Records
════
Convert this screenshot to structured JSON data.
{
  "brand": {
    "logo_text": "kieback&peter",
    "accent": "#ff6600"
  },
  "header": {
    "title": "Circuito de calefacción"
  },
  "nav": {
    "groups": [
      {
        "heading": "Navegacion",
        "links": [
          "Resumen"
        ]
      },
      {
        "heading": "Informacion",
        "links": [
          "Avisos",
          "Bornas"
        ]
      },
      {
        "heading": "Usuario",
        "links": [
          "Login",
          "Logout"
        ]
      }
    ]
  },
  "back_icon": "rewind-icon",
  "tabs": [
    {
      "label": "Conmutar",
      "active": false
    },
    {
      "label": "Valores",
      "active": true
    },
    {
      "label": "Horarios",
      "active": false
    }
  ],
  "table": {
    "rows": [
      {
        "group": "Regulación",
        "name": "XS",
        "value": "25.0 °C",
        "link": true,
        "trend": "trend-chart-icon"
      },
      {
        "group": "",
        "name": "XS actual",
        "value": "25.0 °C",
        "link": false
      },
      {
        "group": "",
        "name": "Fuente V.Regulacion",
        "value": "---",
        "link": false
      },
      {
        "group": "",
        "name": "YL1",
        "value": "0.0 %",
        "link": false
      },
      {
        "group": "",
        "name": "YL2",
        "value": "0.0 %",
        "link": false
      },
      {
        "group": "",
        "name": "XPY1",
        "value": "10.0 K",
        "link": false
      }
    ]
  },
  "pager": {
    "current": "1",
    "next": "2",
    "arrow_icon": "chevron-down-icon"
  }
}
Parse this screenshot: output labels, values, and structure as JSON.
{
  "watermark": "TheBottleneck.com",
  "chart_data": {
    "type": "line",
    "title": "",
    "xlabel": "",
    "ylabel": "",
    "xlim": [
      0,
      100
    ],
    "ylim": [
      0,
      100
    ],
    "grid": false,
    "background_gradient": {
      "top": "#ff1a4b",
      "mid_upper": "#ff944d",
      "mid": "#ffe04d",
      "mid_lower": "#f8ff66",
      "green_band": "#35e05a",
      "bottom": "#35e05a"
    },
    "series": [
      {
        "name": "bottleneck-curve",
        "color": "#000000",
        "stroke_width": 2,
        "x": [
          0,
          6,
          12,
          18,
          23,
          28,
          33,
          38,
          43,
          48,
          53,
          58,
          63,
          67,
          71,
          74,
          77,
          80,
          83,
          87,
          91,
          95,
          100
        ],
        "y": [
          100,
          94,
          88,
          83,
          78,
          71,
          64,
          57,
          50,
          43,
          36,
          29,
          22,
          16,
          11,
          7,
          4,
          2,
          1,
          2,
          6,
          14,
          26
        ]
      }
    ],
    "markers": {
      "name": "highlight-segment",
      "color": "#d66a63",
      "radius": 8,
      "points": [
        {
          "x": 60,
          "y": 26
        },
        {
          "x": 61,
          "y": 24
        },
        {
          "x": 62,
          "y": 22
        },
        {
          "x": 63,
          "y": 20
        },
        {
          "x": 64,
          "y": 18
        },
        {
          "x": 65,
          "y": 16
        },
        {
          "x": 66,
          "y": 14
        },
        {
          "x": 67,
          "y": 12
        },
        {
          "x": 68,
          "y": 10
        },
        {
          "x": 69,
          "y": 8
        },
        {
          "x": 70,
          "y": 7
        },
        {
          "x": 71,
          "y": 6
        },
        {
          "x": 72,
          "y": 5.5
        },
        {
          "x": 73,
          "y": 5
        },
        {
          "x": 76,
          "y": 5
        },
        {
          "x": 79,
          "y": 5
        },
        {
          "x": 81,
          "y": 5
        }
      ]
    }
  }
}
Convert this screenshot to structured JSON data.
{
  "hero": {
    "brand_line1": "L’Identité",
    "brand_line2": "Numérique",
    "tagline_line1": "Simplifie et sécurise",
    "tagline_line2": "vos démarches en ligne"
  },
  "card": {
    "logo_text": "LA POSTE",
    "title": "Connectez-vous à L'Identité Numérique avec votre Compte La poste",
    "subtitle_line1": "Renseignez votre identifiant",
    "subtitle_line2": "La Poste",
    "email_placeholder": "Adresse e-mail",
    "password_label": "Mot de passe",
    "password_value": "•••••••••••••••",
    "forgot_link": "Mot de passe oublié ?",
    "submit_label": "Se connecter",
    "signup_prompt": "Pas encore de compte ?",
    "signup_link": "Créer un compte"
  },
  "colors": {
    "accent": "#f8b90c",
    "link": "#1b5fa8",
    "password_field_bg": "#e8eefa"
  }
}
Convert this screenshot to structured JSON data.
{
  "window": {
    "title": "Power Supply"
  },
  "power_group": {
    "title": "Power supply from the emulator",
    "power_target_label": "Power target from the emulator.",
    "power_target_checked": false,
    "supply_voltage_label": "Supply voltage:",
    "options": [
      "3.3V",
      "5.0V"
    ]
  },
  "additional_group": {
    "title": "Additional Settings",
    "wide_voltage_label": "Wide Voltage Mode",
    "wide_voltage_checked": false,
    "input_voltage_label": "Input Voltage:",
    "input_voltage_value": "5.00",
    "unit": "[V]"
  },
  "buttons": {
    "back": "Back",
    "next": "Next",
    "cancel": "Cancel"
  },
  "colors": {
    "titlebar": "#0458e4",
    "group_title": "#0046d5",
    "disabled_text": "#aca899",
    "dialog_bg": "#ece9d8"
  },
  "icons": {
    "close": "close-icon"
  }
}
════
Set task =
The entries above should be repeated exactly, every one of them.

Answer below =
Convert this screenshot to structured JSON data.
{
  "brand": {
    "logo_text": "kieback&peter",
    "accent": "#ff6600"
  },
  "header": {
    "title": "Circuito de calefacción"
  },
  "nav": {
    "groups": [
      {
        "heading": "Navegacion",
        "links": [
          "Resumen"
        ]
      },
      {
        "heading": "Informacion",
        "links": [
          "Avisos",
          "Bornas"
        ]
      },
      {
        "heading": "Usuario",
        "links": [
          "Login",
          "Logout"
        ]
      }
    ]
  },
  "back_icon": "rewind-icon",
  "tabs": [
    {
      "label": "Conmutar",
      "active": false
    },
    {
      "label": "Valores",
      "active": true
    },
    {
      "label": "Horarios",
      "active": false
    }
  ],
  "table": {
    "rows": [
      {
        "group": "Regulación",
        "name": "XS",
        "value": "25.0 °C",
        "link": true,
        "trend": "trend-chart-icon"
      },
      {
        "group": "",
        "name": "XS actual",
        "value": "25.0 °C",
        "link": false
      },
      {
        "group": "",
        "name": "Fuente V.Regulacion",
        "value": "---",
        "link": false
      },
      {
        "group": "",
        "name": "YL1",
        "value": "0.0 %",
        "link": false
      },
      {
        "group": "",
        "name": "YL2",
        "value": "0.0 %",
        "link": false
      },
      {
        "group": "",
        "name": "XPY1",
        "value": "10.0 K",
        "link": false
      }
    ]
  },
  "pager": {
    "current": "1",
    "next": "2",
    "arrow_icon": "chevron-down-icon"
  }
}
Parse this screenshot: output labels, values, and structure as JSON.
{
  "watermark": "TheBottleneck.com",
  "chart_data": {
    "type": "line",
    "title": "",
    "xlabel": "",
    "ylabel": "",
    "xlim": [
      0,
      100
    ],
    "ylim": [
      0,
      100
    ],
    "grid": false,
    "background_gradient": {
      "top": "#ff1a4b",
      "mid_upper": "#ff944d",
      "mid": "#ffe04d",
      "mid_lower": "#f8ff66",
      "green_band": "#35e05a",
      "bottom": "#35e05a"
    },
    "series": [
      {
        "name": "bottleneck-curve",
        "color": "#000000",
        "stroke_width": 2,
        "x": [
          0,
          6,
          12,
          18,
          23,
          28,
          33,
          38,
          43,
          48,
          53,
          58,
          63,
          67,
          71,
          74,
          77,
          80,
          83,
          87,
          91,
          95,
          100
        ],
        "y": [
          100,
          94,
          88,
          83,
          78,
          71,
          64,
          57,
          50,
          43,
          36,
          29,
          22,
          16,
          11,
          7,
          4,
          2,
          1,
          2,
          6,
          14,
          26
        ]
      }
    ],
    "markers": {
      "name": "highlight-segment",
      "color": "#d66a63",
      "radius": 8,
      "points": [
        {
          "x": 60,
          "y": 26
        },
        {
          "x": 61,
          "y": 24
        },
        {
          "x": 62,
          "y": 22
        },
        {
          "x": 63,
          "y": 20
        },
        {
          "x": 64,
          "y": 18
        },
        {
          "x": 65,
          "y": 16
        },
        {
          "x": 66,
          "y": 14
        },
        {
          "x": 67,
          "y": 12
        },
        {
          "x": 68,
          "y": 10
        },
        {
          "x": 69,
          "y": 8
        },
        {
          "x": 70,
          "y": 7
        },
        {
          "x": 71,
          "y": 6
        },
        {
          "x": 72,
          "y": 5.5
        },
        {
          "x": 73,
          "y": 5
        },
        {
          "x": 76,
          "y": 5
        },
        {
          "x": 79,
          "y": 5
        },
        {
          "x": 81,
          "y": 5
        }
      ]
    }
  }
}
Convert this screenshot to structured JSON data.
{
  "hero": {
    "brand_line1": "L’Identité",
    "brand_line2": "Numérique",
    "tagline_line1": "Simplifie et sécurise",
    "tagline_line2": "vos démarches en ligne"
  },
  "card": {
    "logo_text": "LA POSTE",
    "title": "Connectez-vous à L'Identité Numérique avec votre Compte La poste",
    "subtitle_line1": "Renseignez votre identifiant",
    "subtitle_line2": "La Poste",
    "email_placeholder": "Adresse e-mail",
    "password_label": "Mot de passe",
    "password_value": "•••••••••••••••",
    "forgot_link": "Mot de passe oublié ?",
    "submit_label": "Se connecter",
    "signup_prompt": "Pas encore de compte ?",
    "signup_link": "Créer un compte"
  },
  "colors": {
    "accent": "#f8b90c",
    "link": "#1b5fa8",
    "password_field_bg": "#e8eefa"
  }
}
Convert this screenshot to structured JSON data.
{
  "window": {
    "title": "Power Supply"
  },
  "power_group": {
    "title": "Power supply from the emulator",
    "power_target_label": "Power target from the emulator.",
    "power_target_checked": false,
    "supply_voltage_label": "Supply voltage:",
    "options": [
      "3.3V",
      "5.0V"
    ]
  },
  "additional_group": {
    "title": "Additional Settings",
    "wide_voltage_label": "Wide Voltage Mode",
    "wide_voltage_checked": false,
    "input_voltage_label": "Input Voltage:",
    "input_voltage_value": "5.00",
    "unit": "[V]"
  },
  "buttons": {
    "back": "Back",
    "next": "Next",
    "cancel": "Cancel"
  },
  "colors": {
    "titlebar": "#0458e4",
    "group_title": "#0046d5",
    "disabled_text": "#aca899",
    "dialog_bg": "#ece9d8"
  },
  "icons": {
    "close": "close-icon"
  }
}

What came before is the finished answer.